SET EXERCISE. Can you find the lines of the listing that include "this" and copy every one?
** Start of EXTRACTED INFORMATION **
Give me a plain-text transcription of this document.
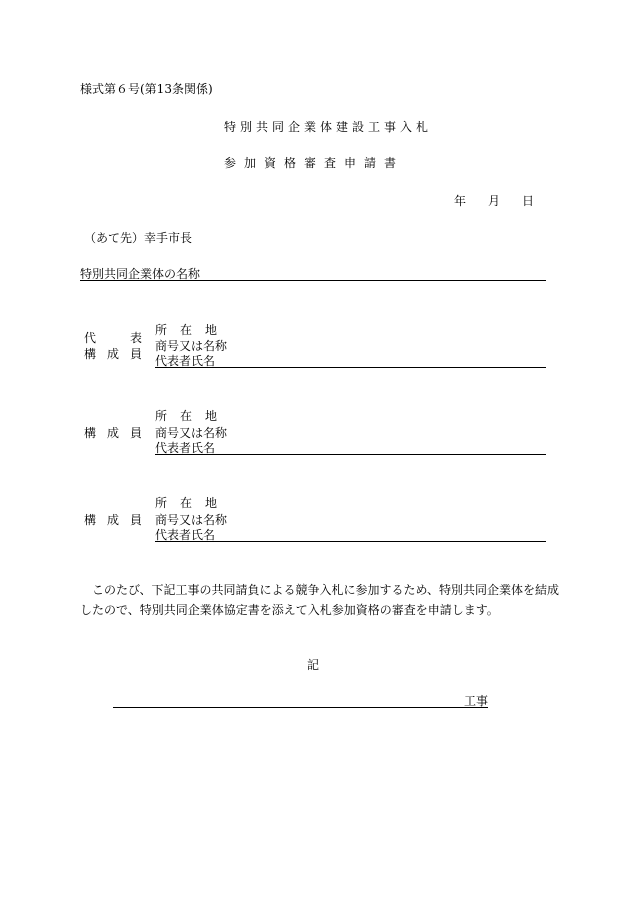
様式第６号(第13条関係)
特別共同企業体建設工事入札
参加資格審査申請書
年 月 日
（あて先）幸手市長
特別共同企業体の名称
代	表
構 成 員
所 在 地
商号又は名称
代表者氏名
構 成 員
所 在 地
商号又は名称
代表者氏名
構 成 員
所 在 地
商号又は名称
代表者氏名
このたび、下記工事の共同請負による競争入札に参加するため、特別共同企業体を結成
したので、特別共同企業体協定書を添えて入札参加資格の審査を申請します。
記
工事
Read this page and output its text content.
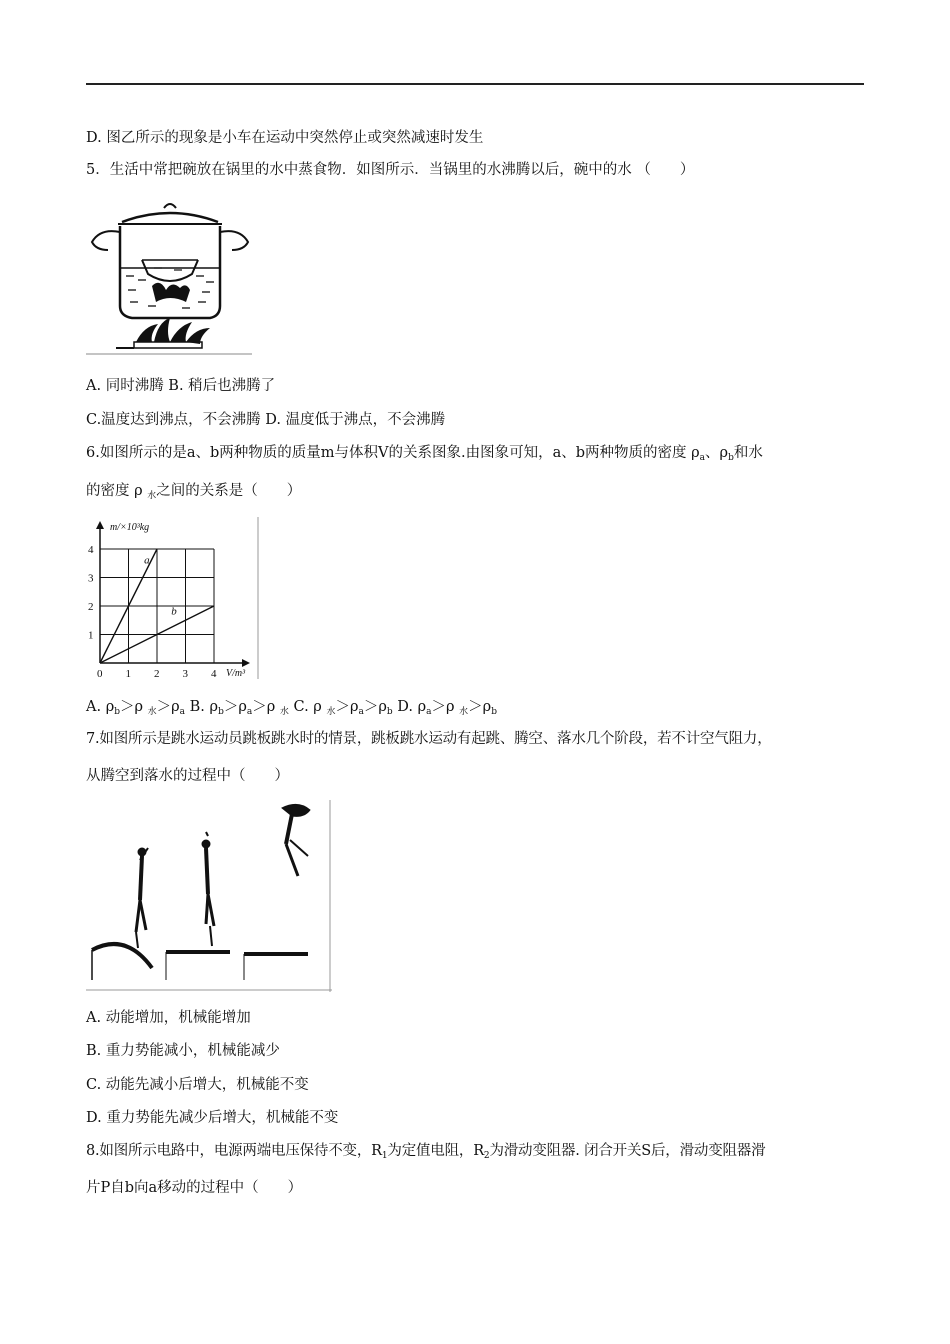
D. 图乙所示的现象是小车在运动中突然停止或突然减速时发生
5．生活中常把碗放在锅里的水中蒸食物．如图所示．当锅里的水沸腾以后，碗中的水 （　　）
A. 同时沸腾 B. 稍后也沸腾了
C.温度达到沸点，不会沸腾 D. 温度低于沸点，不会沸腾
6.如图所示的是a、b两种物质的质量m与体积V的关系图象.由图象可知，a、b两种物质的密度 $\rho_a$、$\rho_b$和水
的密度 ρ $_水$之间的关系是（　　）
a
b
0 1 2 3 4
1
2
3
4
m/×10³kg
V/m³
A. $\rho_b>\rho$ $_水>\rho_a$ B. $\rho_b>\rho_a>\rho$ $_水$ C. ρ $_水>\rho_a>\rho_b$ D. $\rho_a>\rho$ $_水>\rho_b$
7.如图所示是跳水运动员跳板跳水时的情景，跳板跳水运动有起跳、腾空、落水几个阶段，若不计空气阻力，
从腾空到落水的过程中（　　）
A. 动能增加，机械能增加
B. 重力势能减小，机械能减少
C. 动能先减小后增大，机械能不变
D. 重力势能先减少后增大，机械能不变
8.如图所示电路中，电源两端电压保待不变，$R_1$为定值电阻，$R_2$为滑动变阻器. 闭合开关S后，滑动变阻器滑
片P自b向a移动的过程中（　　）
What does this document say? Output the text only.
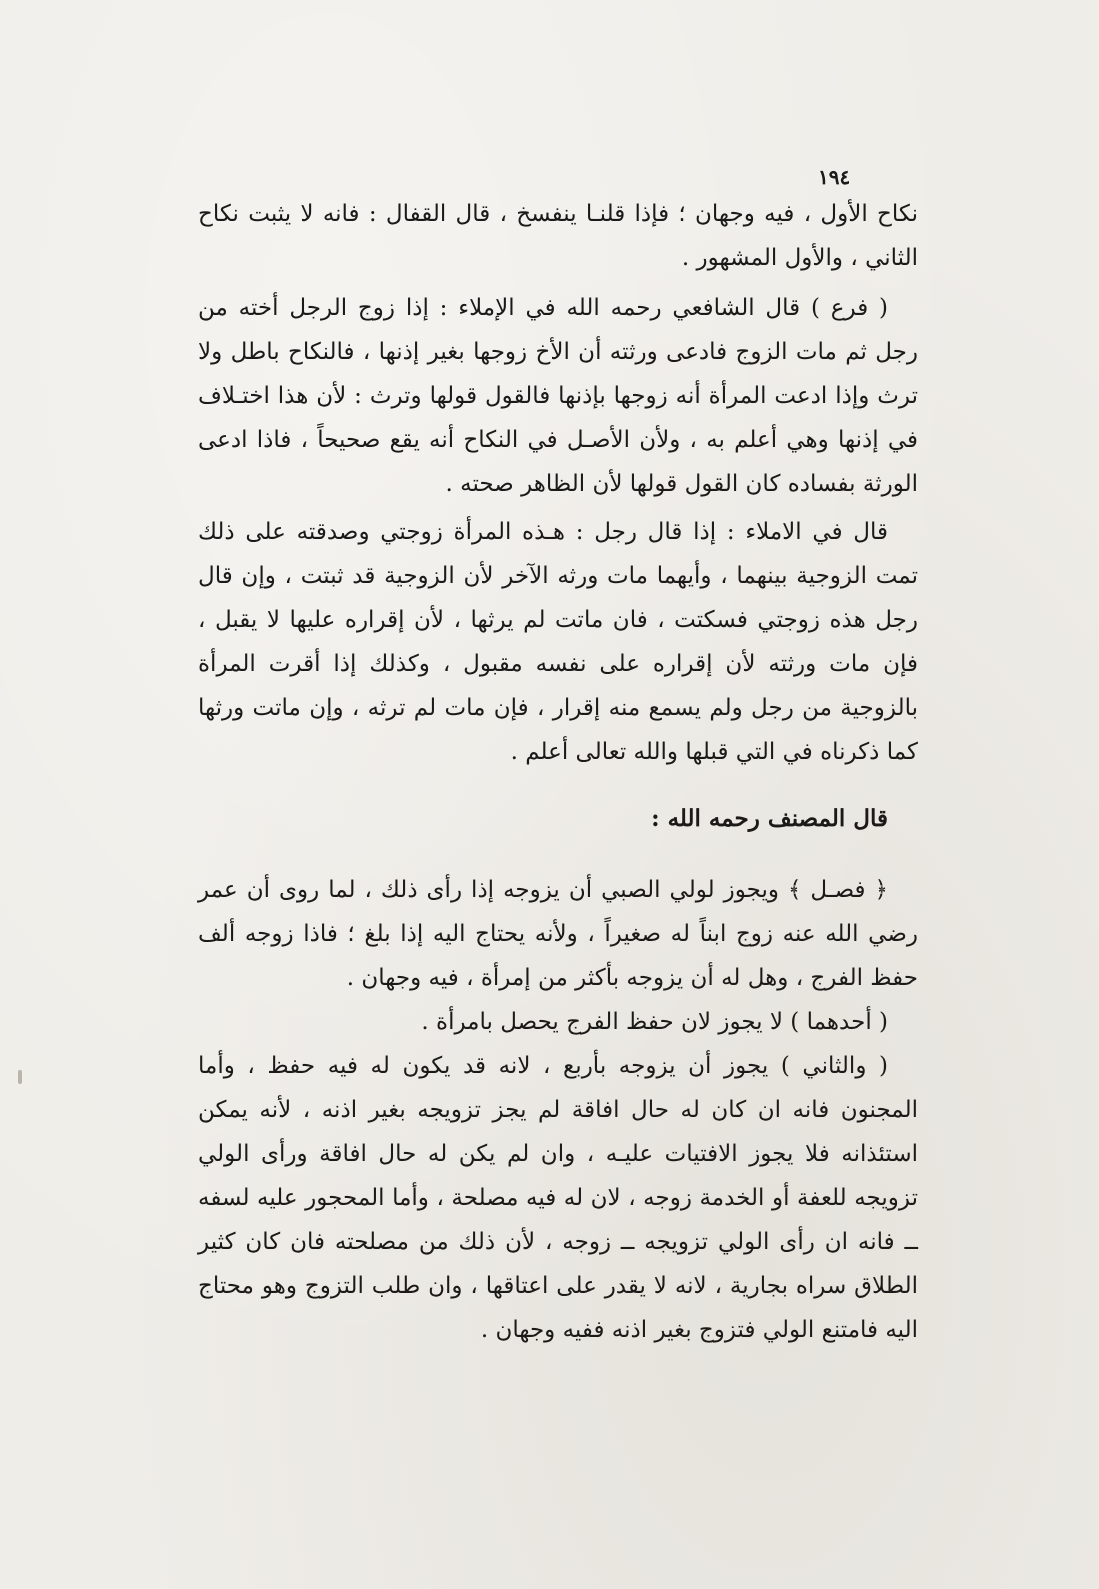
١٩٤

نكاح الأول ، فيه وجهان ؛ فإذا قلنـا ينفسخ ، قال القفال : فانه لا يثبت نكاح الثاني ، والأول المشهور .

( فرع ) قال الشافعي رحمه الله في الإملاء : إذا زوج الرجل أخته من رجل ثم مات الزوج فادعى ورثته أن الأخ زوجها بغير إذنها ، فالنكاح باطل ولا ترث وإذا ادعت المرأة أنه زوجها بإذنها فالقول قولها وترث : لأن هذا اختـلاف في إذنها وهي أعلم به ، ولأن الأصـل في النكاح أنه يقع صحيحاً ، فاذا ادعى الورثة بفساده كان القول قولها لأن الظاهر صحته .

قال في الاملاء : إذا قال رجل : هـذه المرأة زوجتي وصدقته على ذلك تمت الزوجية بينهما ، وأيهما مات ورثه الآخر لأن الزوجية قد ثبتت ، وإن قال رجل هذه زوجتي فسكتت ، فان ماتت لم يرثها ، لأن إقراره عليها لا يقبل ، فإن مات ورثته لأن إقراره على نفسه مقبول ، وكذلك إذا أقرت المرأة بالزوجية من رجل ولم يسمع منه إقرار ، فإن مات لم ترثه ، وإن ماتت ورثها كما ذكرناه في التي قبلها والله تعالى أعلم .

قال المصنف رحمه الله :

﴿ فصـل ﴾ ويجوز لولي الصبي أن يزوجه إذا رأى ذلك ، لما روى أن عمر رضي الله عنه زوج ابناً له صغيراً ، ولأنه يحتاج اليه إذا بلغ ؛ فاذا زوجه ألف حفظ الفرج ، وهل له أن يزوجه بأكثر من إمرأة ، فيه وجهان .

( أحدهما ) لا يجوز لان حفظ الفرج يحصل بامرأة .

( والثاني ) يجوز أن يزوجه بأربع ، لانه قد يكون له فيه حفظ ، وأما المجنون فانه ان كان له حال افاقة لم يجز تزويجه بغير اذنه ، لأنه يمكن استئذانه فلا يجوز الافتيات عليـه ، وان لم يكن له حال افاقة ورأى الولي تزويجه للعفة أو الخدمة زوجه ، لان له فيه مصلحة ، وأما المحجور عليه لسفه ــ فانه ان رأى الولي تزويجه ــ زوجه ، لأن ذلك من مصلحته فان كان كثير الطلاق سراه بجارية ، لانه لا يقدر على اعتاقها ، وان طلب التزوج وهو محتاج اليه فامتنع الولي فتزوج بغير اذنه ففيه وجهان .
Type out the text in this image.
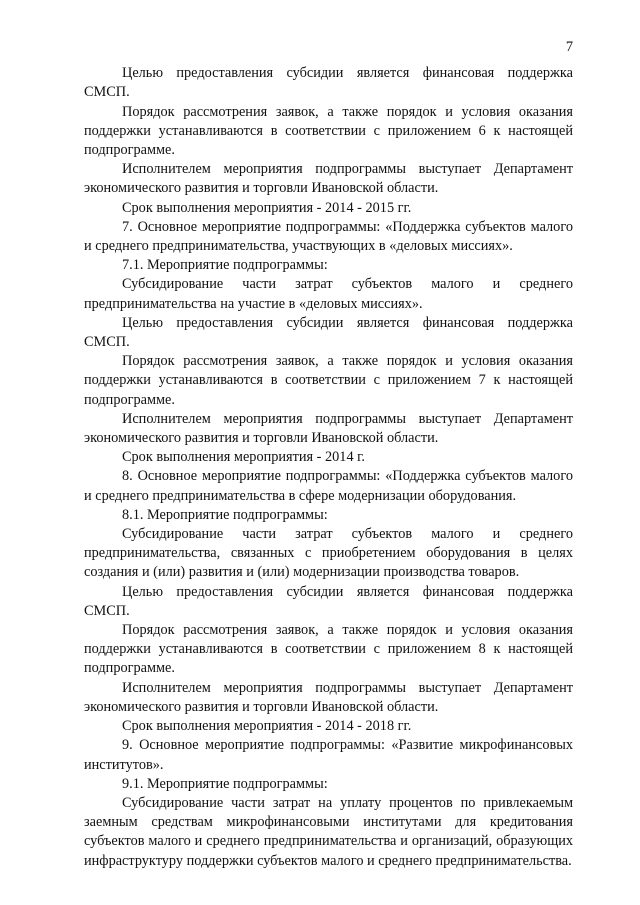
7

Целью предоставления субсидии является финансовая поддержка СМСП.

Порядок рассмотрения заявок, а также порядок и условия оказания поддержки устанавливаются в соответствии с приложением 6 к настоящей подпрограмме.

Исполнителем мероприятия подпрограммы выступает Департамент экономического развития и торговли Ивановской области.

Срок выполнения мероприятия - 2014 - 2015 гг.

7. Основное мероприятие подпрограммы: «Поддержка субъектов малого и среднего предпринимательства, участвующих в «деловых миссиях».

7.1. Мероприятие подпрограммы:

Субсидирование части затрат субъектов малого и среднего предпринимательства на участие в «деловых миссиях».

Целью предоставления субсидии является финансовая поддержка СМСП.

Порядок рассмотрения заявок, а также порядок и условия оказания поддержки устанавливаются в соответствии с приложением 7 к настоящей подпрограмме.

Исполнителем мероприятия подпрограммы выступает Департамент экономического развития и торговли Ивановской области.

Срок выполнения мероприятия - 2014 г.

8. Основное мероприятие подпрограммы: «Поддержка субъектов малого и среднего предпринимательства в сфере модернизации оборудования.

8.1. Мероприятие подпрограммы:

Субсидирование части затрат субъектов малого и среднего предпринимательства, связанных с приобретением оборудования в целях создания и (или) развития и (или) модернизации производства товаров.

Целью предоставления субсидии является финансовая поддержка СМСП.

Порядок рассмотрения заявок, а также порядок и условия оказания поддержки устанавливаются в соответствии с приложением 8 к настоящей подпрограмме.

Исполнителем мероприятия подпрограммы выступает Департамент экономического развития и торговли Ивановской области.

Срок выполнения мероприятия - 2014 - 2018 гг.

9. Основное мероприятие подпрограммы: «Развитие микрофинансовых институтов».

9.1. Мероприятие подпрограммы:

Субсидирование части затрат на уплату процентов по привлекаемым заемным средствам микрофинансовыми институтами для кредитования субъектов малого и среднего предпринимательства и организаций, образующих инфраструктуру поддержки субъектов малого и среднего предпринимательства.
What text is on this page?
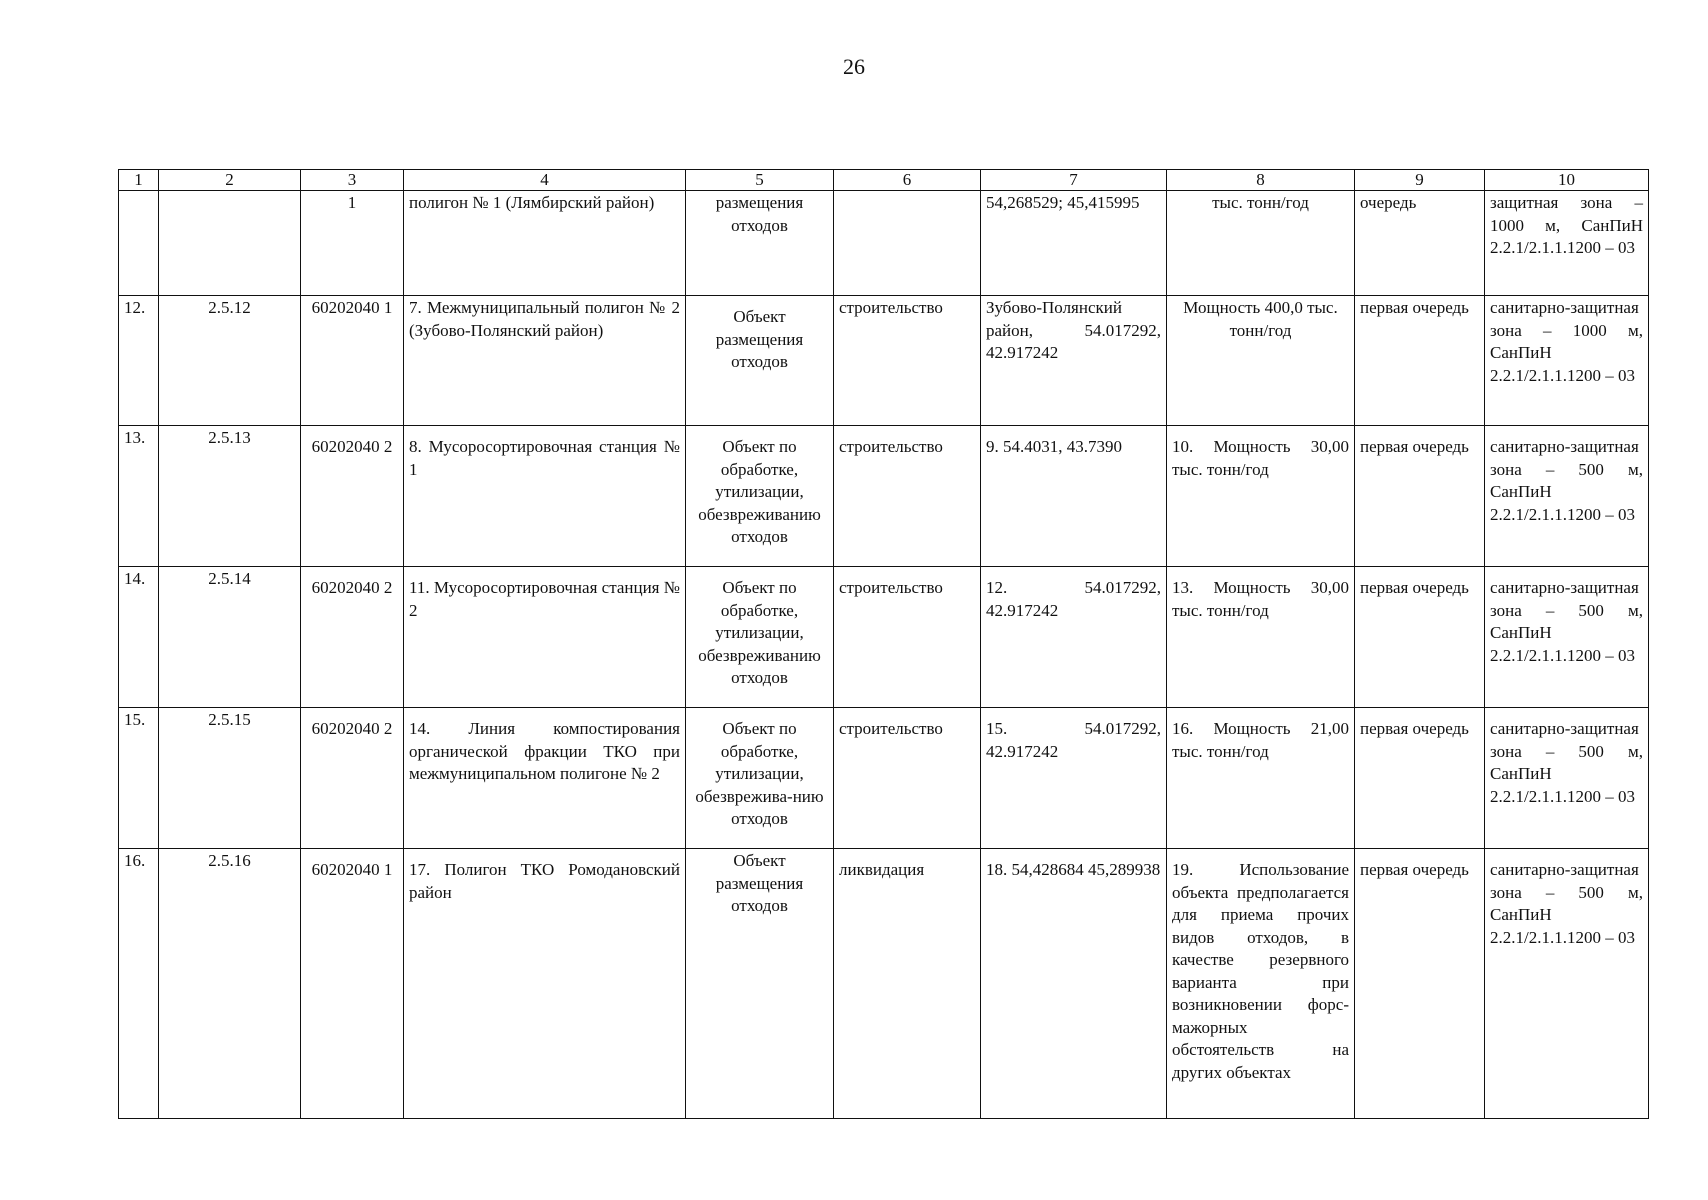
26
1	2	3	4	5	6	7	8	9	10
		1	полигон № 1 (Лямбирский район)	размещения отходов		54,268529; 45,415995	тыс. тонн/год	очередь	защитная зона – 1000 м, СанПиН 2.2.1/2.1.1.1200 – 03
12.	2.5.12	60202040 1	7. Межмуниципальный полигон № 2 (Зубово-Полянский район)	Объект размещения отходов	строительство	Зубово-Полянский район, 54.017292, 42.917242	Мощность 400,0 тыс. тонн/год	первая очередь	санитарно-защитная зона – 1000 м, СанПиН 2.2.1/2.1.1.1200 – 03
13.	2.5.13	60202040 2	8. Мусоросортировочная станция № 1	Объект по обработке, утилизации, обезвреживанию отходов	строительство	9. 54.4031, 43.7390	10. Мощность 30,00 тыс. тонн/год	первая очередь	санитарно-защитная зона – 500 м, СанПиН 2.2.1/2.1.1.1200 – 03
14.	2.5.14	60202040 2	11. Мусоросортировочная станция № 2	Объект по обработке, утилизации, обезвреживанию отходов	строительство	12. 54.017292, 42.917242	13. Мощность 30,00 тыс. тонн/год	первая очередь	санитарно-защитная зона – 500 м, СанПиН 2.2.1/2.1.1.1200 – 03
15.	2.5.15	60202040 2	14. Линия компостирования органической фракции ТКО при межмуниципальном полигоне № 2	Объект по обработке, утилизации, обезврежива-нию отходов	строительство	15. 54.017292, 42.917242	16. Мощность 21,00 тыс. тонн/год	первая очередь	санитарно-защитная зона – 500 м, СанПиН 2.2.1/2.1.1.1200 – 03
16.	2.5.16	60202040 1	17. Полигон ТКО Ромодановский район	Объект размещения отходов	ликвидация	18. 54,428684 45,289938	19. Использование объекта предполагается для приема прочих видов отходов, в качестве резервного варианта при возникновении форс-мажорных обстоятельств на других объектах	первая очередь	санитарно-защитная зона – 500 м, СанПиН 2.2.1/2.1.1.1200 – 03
** End of EXTRACTED INFORMATION **
THE OUTPUT.
Give me a plain-text transcription of this document.
Read this page and output its text content.
What does this document say? Output the text only.
Type out the text in this image.
What text is on this page?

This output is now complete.